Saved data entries

------------------------------------

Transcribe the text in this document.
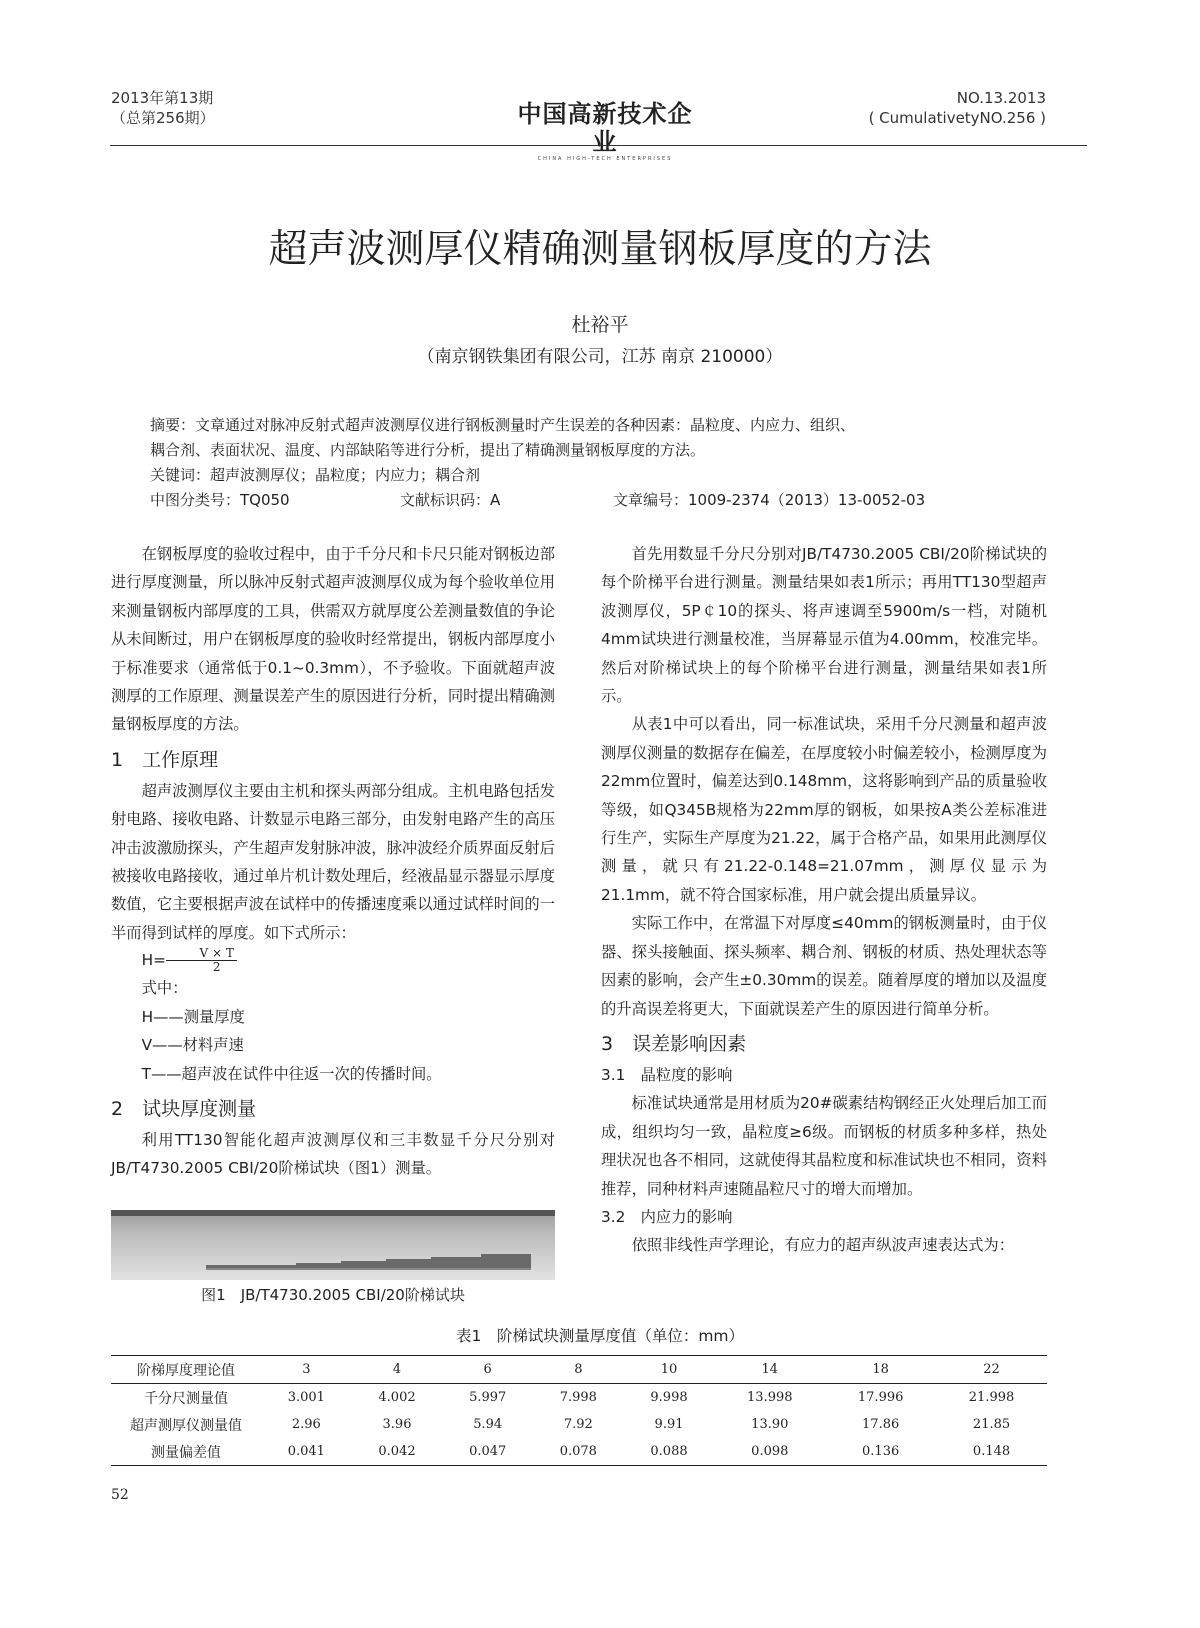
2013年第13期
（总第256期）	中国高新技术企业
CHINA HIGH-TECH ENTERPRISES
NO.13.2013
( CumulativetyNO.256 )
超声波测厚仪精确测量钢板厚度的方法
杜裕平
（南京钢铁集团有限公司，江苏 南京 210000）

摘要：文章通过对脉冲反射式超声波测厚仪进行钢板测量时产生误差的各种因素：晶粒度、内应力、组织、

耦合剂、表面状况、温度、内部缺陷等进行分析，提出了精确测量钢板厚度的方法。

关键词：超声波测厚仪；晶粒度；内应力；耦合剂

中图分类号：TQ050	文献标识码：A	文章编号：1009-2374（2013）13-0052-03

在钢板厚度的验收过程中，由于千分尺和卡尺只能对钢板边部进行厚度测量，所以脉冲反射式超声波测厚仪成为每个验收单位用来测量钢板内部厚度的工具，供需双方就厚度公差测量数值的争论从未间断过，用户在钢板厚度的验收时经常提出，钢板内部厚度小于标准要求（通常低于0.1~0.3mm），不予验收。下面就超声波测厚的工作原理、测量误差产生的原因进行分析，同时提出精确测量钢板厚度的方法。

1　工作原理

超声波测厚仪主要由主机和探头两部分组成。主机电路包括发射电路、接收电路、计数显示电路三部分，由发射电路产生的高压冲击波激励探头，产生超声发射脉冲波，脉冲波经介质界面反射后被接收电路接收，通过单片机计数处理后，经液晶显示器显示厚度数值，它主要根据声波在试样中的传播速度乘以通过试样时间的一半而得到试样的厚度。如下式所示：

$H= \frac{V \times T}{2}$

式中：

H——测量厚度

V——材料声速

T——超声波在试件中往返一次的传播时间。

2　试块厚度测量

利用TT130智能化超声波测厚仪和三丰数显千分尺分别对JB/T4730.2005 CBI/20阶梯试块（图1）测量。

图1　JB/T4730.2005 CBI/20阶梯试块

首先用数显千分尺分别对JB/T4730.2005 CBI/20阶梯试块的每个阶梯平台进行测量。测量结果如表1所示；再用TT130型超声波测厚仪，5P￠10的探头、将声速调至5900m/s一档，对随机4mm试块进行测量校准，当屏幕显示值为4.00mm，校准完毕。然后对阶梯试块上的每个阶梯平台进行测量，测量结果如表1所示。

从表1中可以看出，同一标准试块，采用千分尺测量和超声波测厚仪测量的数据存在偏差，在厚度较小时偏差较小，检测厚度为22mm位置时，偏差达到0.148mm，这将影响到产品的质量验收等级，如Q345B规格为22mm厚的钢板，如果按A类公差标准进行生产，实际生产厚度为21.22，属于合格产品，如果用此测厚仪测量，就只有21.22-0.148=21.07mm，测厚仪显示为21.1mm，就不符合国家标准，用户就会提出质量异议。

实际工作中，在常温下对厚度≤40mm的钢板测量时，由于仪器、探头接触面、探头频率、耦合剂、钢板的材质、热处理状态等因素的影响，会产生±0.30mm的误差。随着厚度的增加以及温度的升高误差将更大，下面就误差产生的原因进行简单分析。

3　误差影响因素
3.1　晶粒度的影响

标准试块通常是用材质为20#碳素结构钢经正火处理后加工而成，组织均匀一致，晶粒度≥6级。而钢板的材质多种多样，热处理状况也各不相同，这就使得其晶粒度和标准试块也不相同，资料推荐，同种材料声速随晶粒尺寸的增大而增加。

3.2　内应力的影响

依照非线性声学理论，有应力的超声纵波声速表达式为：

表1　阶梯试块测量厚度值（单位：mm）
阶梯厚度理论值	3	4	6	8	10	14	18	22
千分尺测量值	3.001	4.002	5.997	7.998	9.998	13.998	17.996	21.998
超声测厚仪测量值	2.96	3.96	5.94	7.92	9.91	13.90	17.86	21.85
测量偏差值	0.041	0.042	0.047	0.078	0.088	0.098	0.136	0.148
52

------------------------------------

TASK DIRECTIONS
Copy the material shown above in full and exactly. Skip the pictures.

ANSWER BELOW
Transcribe the text in this document.
2013年第13期
（总第256期）	中国高新技术企业
CHINA HIGH-TECH ENTERPRISES
NO.13.2013
( CumulativetyNO.256 )
超声波测厚仪精确测量钢板厚度的方法
杜裕平
（南京钢铁集团有限公司，江苏 南京 210000）

摘要：文章通过对脉冲反射式超声波测厚仪进行钢板测量时产生误差的各种因素：晶粒度、内应力、组织、

耦合剂、表面状况、温度、内部缺陷等进行分析，提出了精确测量钢板厚度的方法。

关键词：超声波测厚仪；晶粒度；内应力；耦合剂

中图分类号：TQ050	文献标识码：A	文章编号：1009-2374（2013）13-0052-03

在钢板厚度的验收过程中，由于千分尺和卡尺只能对钢板边部进行厚度测量，所以脉冲反射式超声波测厚仪成为每个验收单位用来测量钢板内部厚度的工具，供需双方就厚度公差测量数值的争论从未间断过，用户在钢板厚度的验收时经常提出，钢板内部厚度小于标准要求（通常低于0.1~0.3mm），不予验收。下面就超声波测厚的工作原理、测量误差产生的原因进行分析，同时提出精确测量钢板厚度的方法。

1　工作原理

超声波测厚仪主要由主机和探头两部分组成。主机电路包括发射电路、接收电路、计数显示电路三部分，由发射电路产生的高压冲击波激励探头，产生超声发射脉冲波，脉冲波经介质界面反射后被接收电路接收，通过单片机计数处理后，经液晶显示器显示厚度数值，它主要根据声波在试样中的传播速度乘以通过试样时间的一半而得到试样的厚度。如下式所示：

$H= \frac{V \times T}{2}$

式中：

H——测量厚度

V——材料声速

T——超声波在试件中往返一次的传播时间。

2　试块厚度测量

利用TT130智能化超声波测厚仪和三丰数显千分尺分别对JB/T4730.2005 CBI/20阶梯试块（图1）测量。

图1　JB/T4730.2005 CBI/20阶梯试块

首先用数显千分尺分别对JB/T4730.2005 CBI/20阶梯试块的每个阶梯平台进行测量。测量结果如表1所示；再用TT130型超声波测厚仪，5P￠10的探头、将声速调至5900m/s一档，对随机4mm试块进行测量校准，当屏幕显示值为4.00mm，校准完毕。然后对阶梯试块上的每个阶梯平台进行测量，测量结果如表1所示。

从表1中可以看出，同一标准试块，采用千分尺测量和超声波测厚仪测量的数据存在偏差，在厚度较小时偏差较小，检测厚度为22mm位置时，偏差达到0.148mm，这将影响到产品的质量验收等级，如Q345B规格为22mm厚的钢板，如果按A类公差标准进行生产，实际生产厚度为21.22，属于合格产品，如果用此测厚仪测量，就只有21.22-0.148=21.07mm，测厚仪显示为21.1mm，就不符合国家标准，用户就会提出质量异议。

实际工作中，在常温下对厚度≤40mm的钢板测量时，由于仪器、探头接触面、探头频率、耦合剂、钢板的材质、热处理状态等因素的影响，会产生±0.30mm的误差。随着厚度的增加以及温度的升高误差将更大，下面就误差产生的原因进行简单分析。

3　误差影响因素
3.1　晶粒度的影响

标准试块通常是用材质为20#碳素结构钢经正火处理后加工而成，组织均匀一致，晶粒度≥6级。而钢板的材质多种多样，热处理状况也各不相同，这就使得其晶粒度和标准试块也不相同，资料推荐，同种材料声速随晶粒尺寸的增大而增加。

3.2　内应力的影响

依照非线性声学理论，有应力的超声纵波声速表达式为：

表1　阶梯试块测量厚度值（单位：mm）
阶梯厚度理论值	3	4	6	8	10	14	18	22
千分尺测量值	3.001	4.002	5.997	7.998	9.998	13.998	17.996	21.998
超声测厚仪测量值	2.96	3.96	5.94	7.92	9.91	13.90	17.86	21.85
测量偏差值	0.041	0.042	0.047	0.078	0.088	0.098	0.136	0.148
52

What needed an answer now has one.